PROVIDED DATA
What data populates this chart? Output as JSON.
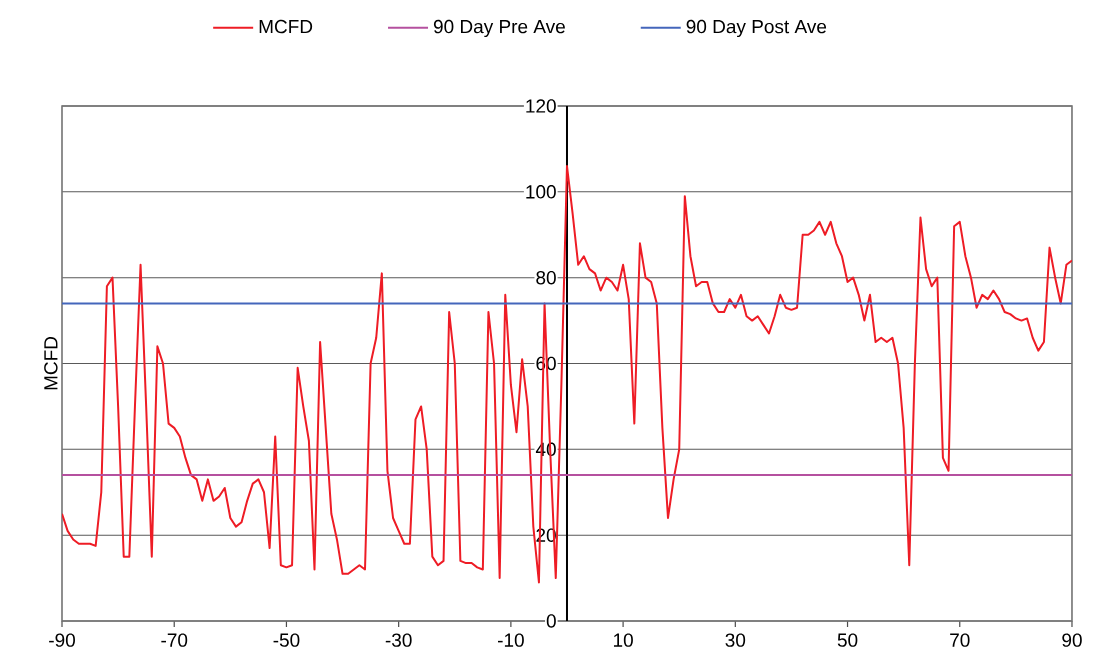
{
  "chart_data": {
    "type": "line",
    "ylabel": "MCFD",
    "xlim": [
      -90,
      90
    ],
    "xticks": [
      -90,
      -70,
      -50,
      -30,
      -10,
      10,
      30,
      50,
      70,
      90
    ],
    "ylim": [
      0,
      120
    ],
    "yticks": [
      0,
      20,
      40,
      60,
      80,
      100,
      120
    ],
    "grid": "y",
    "legend": "top",
    "marker": "none",
    "line_style": "solid",
    "series": [
      {
        "name": "MCFD",
        "color": "#ee1c25",
        "x": [
          -90,
          -89,
          -88,
          -87,
          -86,
          -85,
          -84,
          -83,
          -82,
          -81,
          -80,
          -79,
          -78,
          -77,
          -76,
          -75,
          -74,
          -73,
          -72,
          -71,
          -70,
          -69,
          -68,
          -67,
          -66,
          -65,
          -64,
          -63,
          -62,
          -61,
          -60,
          -59,
          -58,
          -57,
          -56,
          -55,
          -54,
          -53,
          -52,
          -51,
          -50,
          -49,
          -48,
          -47,
          -46,
          -45,
          -44,
          -43,
          -42,
          -41,
          -40,
          -39,
          -38,
          -37,
          -36,
          -35,
          -34,
          -33,
          -32,
          -31,
          -30,
          -29,
          -28,
          -27,
          -26,
          -25,
          -24,
          -23,
          -22,
          -21,
          -20,
          -19,
          -18,
          -17,
          -16,
          -15,
          -14,
          -13,
          -12,
          -11,
          -10,
          -9,
          -8,
          -7,
          -6,
          -5,
          -4,
          -3,
          -2,
          -1,
          0,
          1,
          2,
          3,
          4,
          5,
          6,
          7,
          8,
          9,
          10,
          11,
          12,
          13,
          14,
          15,
          16,
          17,
          18,
          19,
          20,
          21,
          22,
          23,
          24,
          25,
          26,
          27,
          28,
          29,
          30,
          31,
          32,
          33,
          34,
          35,
          36,
          37,
          38,
          39,
          40,
          41,
          42,
          43,
          44,
          45,
          46,
          47,
          48,
          49,
          50,
          51,
          52,
          53,
          54,
          55,
          56,
          57,
          58,
          59,
          60,
          61,
          62,
          63,
          64,
          65,
          66,
          67,
          68,
          69,
          70,
          71,
          72,
          73,
          74,
          75,
          76,
          77,
          78,
          79,
          80,
          81,
          82,
          83,
          84,
          85,
          86,
          87,
          88,
          89,
          90
        ],
        "values": [
          25,
          21,
          19,
          18,
          18,
          18,
          17.5,
          30,
          78,
          80,
          50,
          15,
          15,
          50,
          83,
          50,
          15,
          64,
          60,
          46,
          45,
          43,
          38,
          34,
          33,
          28,
          33,
          28,
          29,
          31,
          24,
          22,
          23,
          28,
          32,
          33,
          30,
          17,
          43,
          13,
          12.5,
          13,
          59,
          50,
          42,
          12,
          65,
          45,
          25,
          19,
          11,
          11,
          12,
          13,
          12,
          60,
          66,
          81,
          35,
          24,
          21,
          18,
          18,
          47,
          50,
          40,
          15,
          13,
          14,
          72,
          60,
          14,
          13.5,
          13.5,
          12.5,
          12,
          72,
          60,
          10,
          76,
          55,
          44,
          61,
          50,
          22,
          9,
          74,
          40,
          10,
          55,
          106,
          95,
          83,
          85,
          82,
          81,
          77,
          80,
          79,
          77,
          83,
          75,
          46,
          88,
          80,
          79,
          74,
          45,
          24,
          33,
          40,
          99,
          85,
          78,
          79,
          79,
          74,
          72,
          72,
          75,
          73,
          76,
          71,
          70,
          71,
          69,
          67,
          71,
          76,
          73,
          72.5,
          73,
          90,
          90,
          91,
          93,
          90,
          93,
          88,
          85,
          79,
          80,
          76,
          70,
          76,
          65,
          66,
          65,
          66,
          60,
          45,
          13,
          60,
          94,
          82,
          78,
          80,
          38,
          35,
          92,
          93,
          85,
          80,
          73,
          76,
          75,
          77,
          75,
          72,
          71.5,
          70.5,
          70,
          70.5,
          66,
          63,
          65,
          87,
          80,
          74,
          83,
          84
        ]
      },
      {
        "name": "90 Day  Pre Ave",
        "color": "#b5509f",
        "x": [
          -90,
          90
        ],
        "values": [
          34,
          34
        ]
      },
      {
        "name": "90 Day Post Ave",
        "color": "#4466bb",
        "x": [
          -90,
          90
        ],
        "values": [
          74,
          74
        ]
      }
    ]
  }
}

GOAL
Restate the data above word for word. Skip every picture.

OUTPUT FOR THIS EXERCISE
What data populates this chart? Output as JSON.
{
  "chart_data": {
    "type": "line",
    "ylabel": "MCFD",
    "xlim": [
      -90,
      90
    ],
    "xticks": [
      -90,
      -70,
      -50,
      -30,
      -10,
      10,
      30,
      50,
      70,
      90
    ],
    "ylim": [
      0,
      120
    ],
    "yticks": [
      0,
      20,
      40,
      60,
      80,
      100,
      120
    ],
    "grid": "y",
    "legend": "top",
    "marker": "none",
    "line_style": "solid",
    "series": [
      {
        "name": "MCFD",
        "color": "#ee1c25",
        "x": [
          -90,
          -89,
          -88,
          -87,
          -86,
          -85,
          -84,
          -83,
          -82,
          -81,
          -80,
          -79,
          -78,
          -77,
          -76,
          -75,
          -74,
          -73,
          -72,
          -71,
          -70,
          -69,
          -68,
          -67,
          -66,
          -65,
          -64,
          -63,
          -62,
          -61,
          -60,
          -59,
          -58,
          -57,
          -56,
          -55,
          -54,
          -53,
          -52,
          -51,
          -50,
          -49,
          -48,
          -47,
          -46,
          -45,
          -44,
          -43,
          -42,
          -41,
          -40,
          -39,
          -38,
          -37,
          -36,
          -35,
          -34,
          -33,
          -32,
          -31,
          -30,
          -29,
          -28,
          -27,
          -26,
          -25,
          -24,
          -23,
          -22,
          -21,
          -20,
          -19,
          -18,
          -17,
          -16,
          -15,
          -14,
          -13,
          -12,
          -11,
          -10,
          -9,
          -8,
          -7,
          -6,
          -5,
          -4,
          -3,
          -2,
          -1,
          0,
          1,
          2,
          3,
          4,
          5,
          6,
          7,
          8,
          9,
          10,
          11,
          12,
          13,
          14,
          15,
          16,
          17,
          18,
          19,
          20,
          21,
          22,
          23,
          24,
          25,
          26,
          27,
          28,
          29,
          30,
          31,
          32,
          33,
          34,
          35,
          36,
          37,
          38,
          39,
          40,
          41,
          42,
          43,
          44,
          45,
          46,
          47,
          48,
          49,
          50,
          51,
          52,
          53,
          54,
          55,
          56,
          57,
          58,
          59,
          60,
          61,
          62,
          63,
          64,
          65,
          66,
          67,
          68,
          69,
          70,
          71,
          72,
          73,
          74,
          75,
          76,
          77,
          78,
          79,
          80,
          81,
          82,
          83,
          84,
          85,
          86,
          87,
          88,
          89,
          90
        ],
        "values": [
          25,
          21,
          19,
          18,
          18,
          18,
          17.5,
          30,
          78,
          80,
          50,
          15,
          15,
          50,
          83,
          50,
          15,
          64,
          60,
          46,
          45,
          43,
          38,
          34,
          33,
          28,
          33,
          28,
          29,
          31,
          24,
          22,
          23,
          28,
          32,
          33,
          30,
          17,
          43,
          13,
          12.5,
          13,
          59,
          50,
          42,
          12,
          65,
          45,
          25,
          19,
          11,
          11,
          12,
          13,
          12,
          60,
          66,
          81,
          35,
          24,
          21,
          18,
          18,
          47,
          50,
          40,
          15,
          13,
          14,
          72,
          60,
          14,
          13.5,
          13.5,
          12.5,
          12,
          72,
          60,
          10,
          76,
          55,
          44,
          61,
          50,
          22,
          9,
          74,
          40,
          10,
          55,
          106,
          95,
          83,
          85,
          82,
          81,
          77,
          80,
          79,
          77,
          83,
          75,
          46,
          88,
          80,
          79,
          74,
          45,
          24,
          33,
          40,
          99,
          85,
          78,
          79,
          79,
          74,
          72,
          72,
          75,
          73,
          76,
          71,
          70,
          71,
          69,
          67,
          71,
          76,
          73,
          72.5,
          73,
          90,
          90,
          91,
          93,
          90,
          93,
          88,
          85,
          79,
          80,
          76,
          70,
          76,
          65,
          66,
          65,
          66,
          60,
          45,
          13,
          60,
          94,
          82,
          78,
          80,
          38,
          35,
          92,
          93,
          85,
          80,
          73,
          76,
          75,
          77,
          75,
          72,
          71.5,
          70.5,
          70,
          70.5,
          66,
          63,
          65,
          87,
          80,
          74,
          83,
          84
        ]
      },
      {
        "name": "90 Day  Pre Ave",
        "color": "#b5509f",
        "x": [
          -90,
          90
        ],
        "values": [
          34,
          34
        ]
      },
      {
        "name": "90 Day Post Ave",
        "color": "#4466bb",
        "x": [
          -90,
          90
        ],
        "values": [
          74,
          74
        ]
      }
    ]
  }
}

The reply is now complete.